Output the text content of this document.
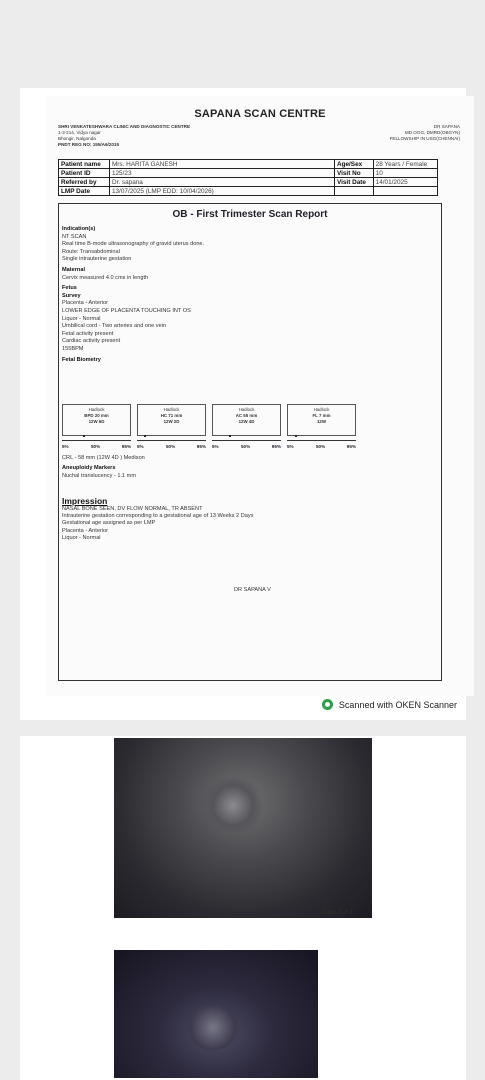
SAPANA SCAN CENTRE
SHRI VENKATESHWARA CLINIC AND DIAGNOSTIC CENTRE
1-3-214, Vidya nagar
Bhongir, Nalgonda
PNDT REG NO: 155/A6/2015
DR SAPANA
MD OGG, DMRD(OBGYN)
FELLOWSHIP IN USG(CHENNAI)
Patient name	Mrs. HARITA GANESH	Age/Sex	28 Years / Female
Patient ID	125/23	Visit No	10
Referred by	Dr. sapana	Visit Date	14/01/2025
LMP Date	13/07/2025 (LMP EDD: 10/04/2026)		
OB - First Trimester Scan Report
Indication(s)
NT SCAN
Real time B-mode ultrasonography of gravid uterus done.
Route: Transabdominal
Single intrauterine gestation
Maternal
Cervix measured 4.0 cms in length
Fetus
Survey
Placenta - Anterior
LOWER EDGE OF PLACENTA TOUCHING INT OS
Liquor - Normal
Umbilical cord - Two arteries and one vein
Fetal activity present
Cardiac activity present
155BPM
Fetal Biometry
Hadlock
BPD 20 mm
12W 6D
Hadlock
HC 71 mm
12W 2D
Hadlock
AC 55 mm
12W 4D
Hadlock
FL 7 mm
12W
5%	50%	95% 5%	50%	95% 5%	50%	95% 5%	50%	95%
CRL - 58 mm (12W 4D ) Medison
Aneuploidy Markers
Nuchal translucency - 1.1 mm
Impression
NASAL BONE SEEN, DV FLOW NORMAL, TR ABSENT
Intrauterine gestation corresponding to a gestational age of 13 Weeks 2 Days
Gestational age assigned as per LMP
Placenta - Anterior
Liquor - Normal
DR SAPANA V
Scanned with OKEN Scanner
Page 3 of 3
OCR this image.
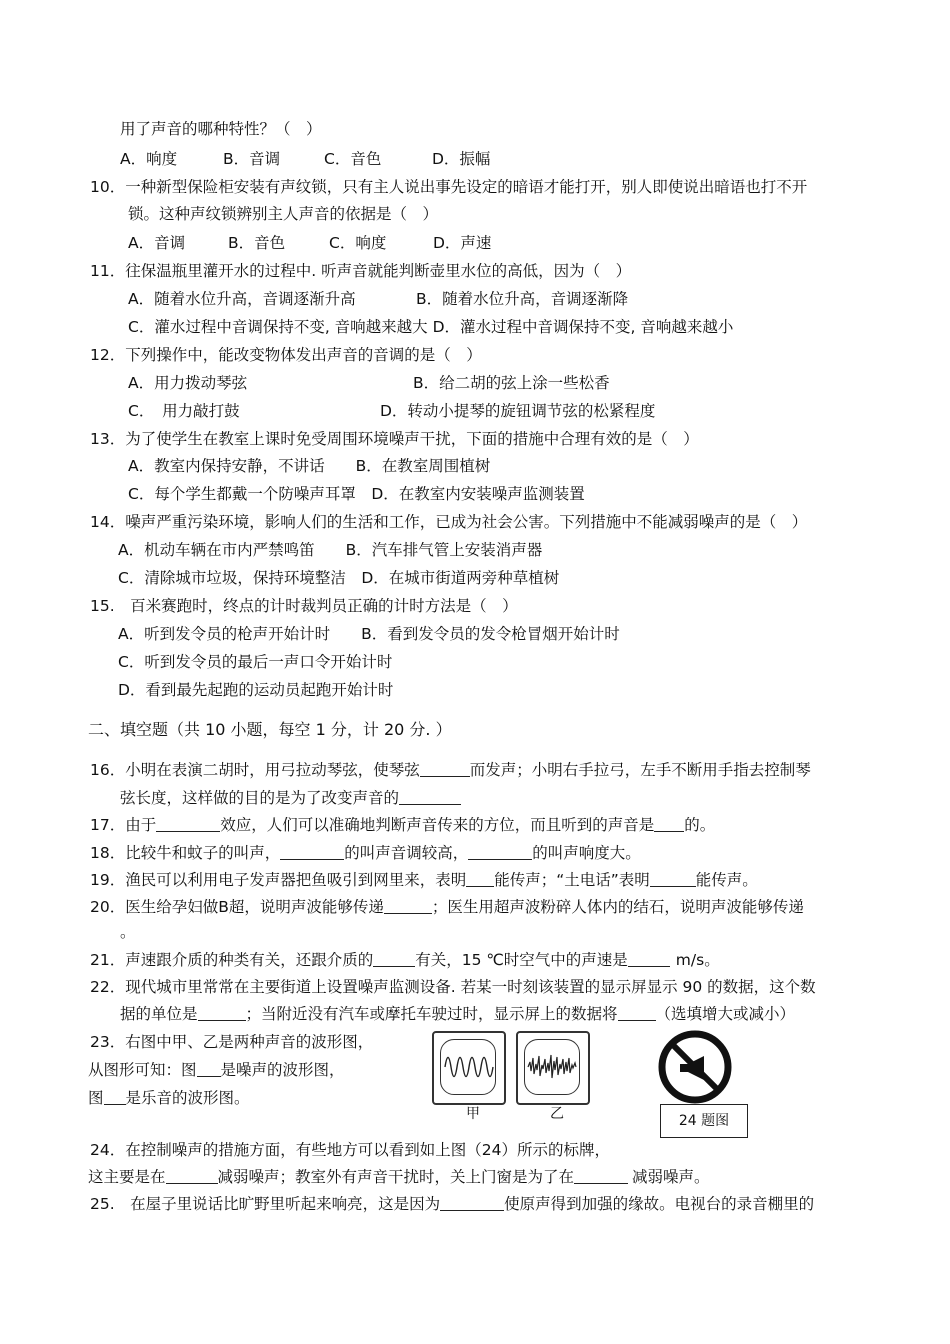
用了声音的哪种特性？（　）
A．响度	B．音调	C．音色	D．振幅
10．一种新型保险柜安装有声纹锁，只有主人说出事先设定的暗语才能打开，别人即使说出暗语也打不开
锁。这种声纹锁辨别主人声音的依据是（　）
A．音调	B．音色	C．响度	D．声速
11．往保温瓶里灌开水的过程中. 听声音就能判断壶里水位的高低，因为（　）
A．随着水位升高，音调逐渐升高	B．随着水位升高，音调逐渐降
C．灌水过程中音调保持不变, 音响越来越大 D．灌水过程中音调保持不变, 音响越来越小
12．下列操作中，能改变物体发出声音的音调的是（　）
A．用力拨动琴弦	B．给二胡的弦上涂一些松香
C．　用力敲打鼓	D．转动小提琴的旋钮调节弦的松紧程度
13．为了使学生在教室上课时免受周围环境噪声干扰，下面的措施中合理有效的是（　）
A．教室内保持安静，不讲话　　B．在教室周围植树
C．每个学生都戴一个防噪声耳罩　D．在教室内安装噪声监测装置
14．噪声严重污染环境，影响人们的生活和工作，已成为社会公害。下列措施中不能减弱噪声的是（　）
A．机动车辆在市内严禁鸣笛　　B．汽车排气管上安装消声器
C．清除城市垃圾，保持环境整洁　D．在城市街道两旁种草植树
15.　百米赛跑时，终点的计时裁判员正确的计时方法是（　）
A．听到发令员的枪声开始计时　　B．看到发令员的发令枪冒烟开始计时
C．听到发令员的最后一声口令开始计时
D．看到最先起跑的运动员起跑开始计时
二、填空题（共 10 小题，每空 1 分，计 20 分. ）
16．小明在表演二胡时，用弓拉动琴弦，使琴弦	而发声；小明右手拉弓，左手不断用手指去控制琴
弦长度，这样做的目的是为了改变声音的
17．由于	效应，人们可以准确地判断声音传来的方位，而且听到的声音是 的。
18．比较牛和蚊子的叫声，	的叫声音调较高，	的叫声响度大。
19．渔民可以利用电子发声器把鱼吸引到网里来，表明 能传声；“土电话”表明	能传声。
20．医生给孕妇做B超，说明声波能够传递	；医生用超声波粉碎人体内的结石，说明声波能够传递
。
21．声速跟介质的种类有关，还跟介质的	有关，15 ℃时空气中的声速是	m/s。
22．现代城市里常常在主要街道上设置噪声监测设备. 若某一时刻该装置的显示屏显示 90 的数据，这个数
据的单位是	；当附近没有汽车或摩托车驶过时，显示屏上的数据将 （选填增大或减小）
23．右图中甲、乙是两种声音的波形图，
从图形可知：图 是噪声的波形图，
图 是乐音的波形图。
甲	乙	24 题图
24．在控制噪声的措施方面，有些地方可以看到如上图（24）所示的标牌，
这主要是在	减弱噪声；教室外有声音干扰时，关上门窗是为了在	减弱噪声。
25.　在屋子里说话比旷野里听起来响亮，这是因为	使原声得到加强的缘故。电视台的录音棚里的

* _WORK REQUIRED_
Copy the records above exactly. The pictures are not part of the copy.

* _SOLUTION TO THIS PROBLEM_
Output the text content of this document.
SAPANA SCAN CENTRE
SHRI VENKATESHWARA CLINIC AND DIAGNOSTIC CENTRE
1-3-214, Vidya nagar
Bhongir, Nalgonda
PNDT REG NO: 155/A6/2015
DR SAPANA
MD OGG, DMRD(OBGYN)
FELLOWSHIP IN USG(CHENNAI)
Patient name	Mrs. HARITA GANESH	Age/Sex	28 Years / Female
Patient ID	125/23	Visit No	10
Referred by	Dr. sapana	Visit Date	14/01/2025
LMP Date	13/07/2025 (LMP EDD: 10/04/2026)		
OB - First Trimester Scan Report
Indication(s)
NT SCAN
Real time B-mode ultrasonography of gravid uterus done.
Route: Transabdominal
Single intrauterine gestation
Maternal
Cervix measured 4.0 cms in length
Fetus
Survey
Placenta - Anterior
LOWER EDGE OF PLACENTA TOUCHING INT OS
Liquor - Normal
Umbilical cord - Two arteries and one vein
Fetal activity present
Cardiac activity present
155BPM
Fetal Biometry
Hadlock
BPD 20 mm
12W 6D
Hadlock
HC 71 mm
12W 2D
Hadlock
AC 55 mm
12W 4D
Hadlock
FL 7 mm
12W
5%	50%	95% 5%	50%	95% 5%	50%	95% 5%	50%	95%
CRL - 58 mm (12W 4D ) Medison
Aneuploidy Markers
Nuchal translucency - 1.1 mm
Impression
NASAL BONE SEEN, DV FLOW NORMAL, TR ABSENT
Intrauterine gestation corresponding to a gestational age of 13 Weeks 2 Days
Gestational age assigned as per LMP
Placenta - Anterior
Liquor - Normal
DR SAPANA V
Scanned with OKEN Scanner
Page 3 of 3
OCR this image.
用了声音的哪种特性？（　）
A．响度	B．音调	C．音色	D．振幅
10．一种新型保险柜安装有声纹锁，只有主人说出事先设定的暗语才能打开，别人即使说出暗语也打不开
锁。这种声纹锁辨别主人声音的依据是（　）
A．音调	B．音色	C．响度	D．声速
11．往保温瓶里灌开水的过程中. 听声音就能判断壶里水位的高低，因为（　）
A．随着水位升高，音调逐渐升高	B．随着水位升高，音调逐渐降
C．灌水过程中音调保持不变, 音响越来越大 D．灌水过程中音调保持不变, 音响越来越小
12．下列操作中，能改变物体发出声音的音调的是（　）
A．用力拨动琴弦	B．给二胡的弦上涂一些松香
C．　用力敲打鼓	D．转动小提琴的旋钮调节弦的松紧程度
13．为了使学生在教室上课时免受周围环境噪声干扰，下面的措施中合理有效的是（　）
A．教室内保持安静，不讲话　　B．在教室周围植树
C．每个学生都戴一个防噪声耳罩　D．在教室内安装噪声监测装置
14．噪声严重污染环境，影响人们的生活和工作，已成为社会公害。下列措施中不能减弱噪声的是（　）
A．机动车辆在市内严禁鸣笛　　B．汽车排气管上安装消声器
C．清除城市垃圾，保持环境整洁　D．在城市街道两旁种草植树
15.　百米赛跑时，终点的计时裁判员正确的计时方法是（　）
A．听到发令员的枪声开始计时　　B．看到发令员的发令枪冒烟开始计时
C．听到发令员的最后一声口令开始计时
D．看到最先起跑的运动员起跑开始计时
二、填空题（共 10 小题，每空 1 分，计 20 分. ）
16．小明在表演二胡时，用弓拉动琴弦，使琴弦	而发声；小明右手拉弓，左手不断用手指去控制琴
弦长度，这样做的目的是为了改变声音的
17．由于	效应，人们可以准确地判断声音传来的方位，而且听到的声音是 的。
18．比较牛和蚊子的叫声，	的叫声音调较高，	的叫声响度大。
19．渔民可以利用电子发声器把鱼吸引到网里来，表明 能传声；“土电话”表明	能传声。
20．医生给孕妇做B超，说明声波能够传递	；医生用超声波粉碎人体内的结石，说明声波能够传递
。
21．声速跟介质的种类有关，还跟介质的	有关，15 ℃时空气中的声速是	m/s。
22．现代城市里常常在主要街道上设置噪声监测设备. 若某一时刻该装置的显示屏显示 90 的数据，这个数
据的单位是	；当附近没有汽车或摩托车驶过时，显示屏上的数据将 （选填增大或减小）
23．右图中甲、乙是两种声音的波形图，
从图形可知：图 是噪声的波形图，
图 是乐音的波形图。
甲	乙	24 题图
24．在控制噪声的措施方面，有些地方可以看到如上图（24）所示的标牌，
这主要是在	减弱噪声；教室外有声音干扰时，关上门窗是为了在	减弱噪声。
25.　在屋子里说话比旷野里听起来响亮，这是因为	使原声得到加强的缘故。电视台的录音棚里的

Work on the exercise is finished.